--- START Given passage ---
# Dust Extraction Advice



## tradesman (3 Jul 2020)

Hi - Im slowly putting together a workshop having previously only used hand tools. I recently picked up a AC216TS - beautiful!
Later I will add a router table and cross cut bench - currently I use the cross cut saw outside and havent got into the router yet.
however before I get gloing the axminster has a 100mm extraction system - with one eye on the future what extractor should I get - I dont do much but I would rather get what i need now.
space is at a premium!


----------



## Sheptonphil (3 Jul 2020)

With space being a major consideration I would go for perhaps the record Camvac which can be tucked under a bench for static tools, but still portable. If you can site a larger one and can duct the workshop, the use this type. If you need to have it in the space with you, a canister filter is better, the cloth one still leech the finer particles back in the room. 

Again if space is available, fit one of these to the ceiling, there will be a noticeable difference in air quality. 

Chip and dust extraction is not cheap, but your lungs are priceless! 8)
--- END Given passage ---
# [Exercise 1]
Reproduce everything in the dust extraction thread from "space is at" down to "are priceless! 8)", switching "canister filter" to "cartridge filter".
# [Exercise 2]
According to the dust extraction thread, what size is the Axminster's extraction system?
--- START Information supplied ---
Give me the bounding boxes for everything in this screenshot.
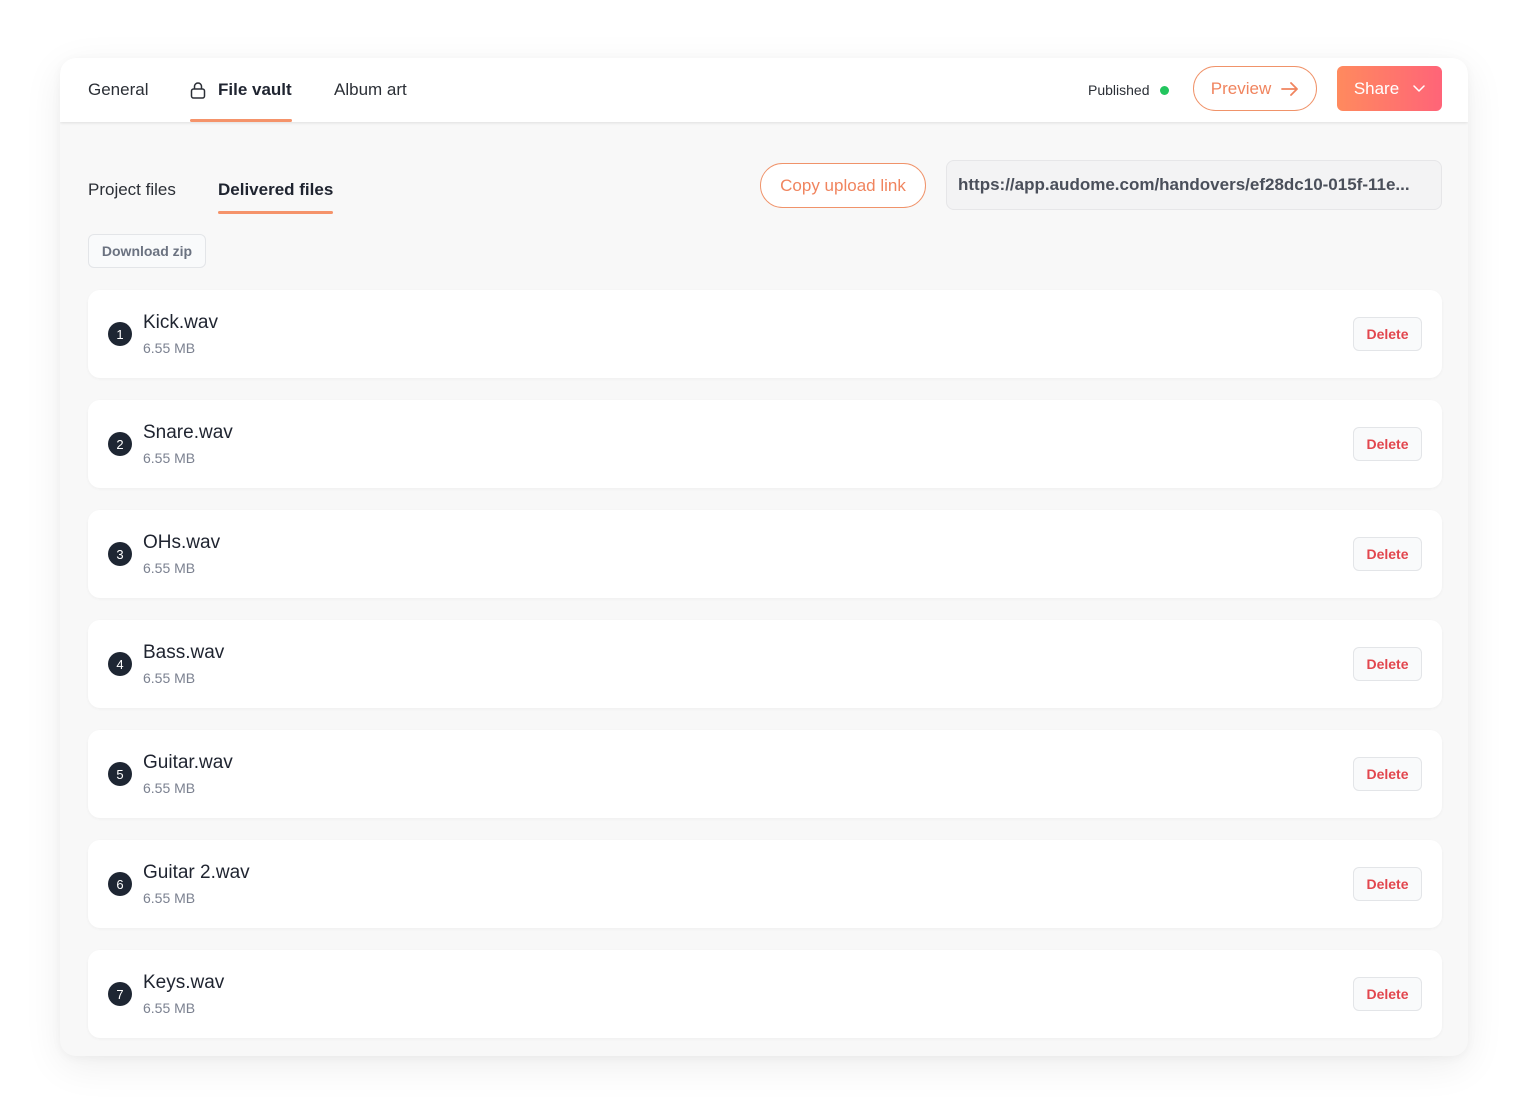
--- END Information supplied ---
# [Expected output 1]
space is at a premium!


----------



## Sheptonphil (3 Jul 2020)

With space being a major consideration I would go for perhaps the record Camvac which can be tucked under a bench for static tools, but still portable. If you can site a larger one and can duct the workshop, the use this type. If you need to have it in the space with you, a cartridge filter is better, the cloth one still leech the finer particles back in the room. 

Again if space is available, fit one of these to the ceiling, there will be a noticeable difference in air quality. 

Chip and dust extraction is not cheap, but your lungs are priceless! 8)

# [Expected output 2]
100mm.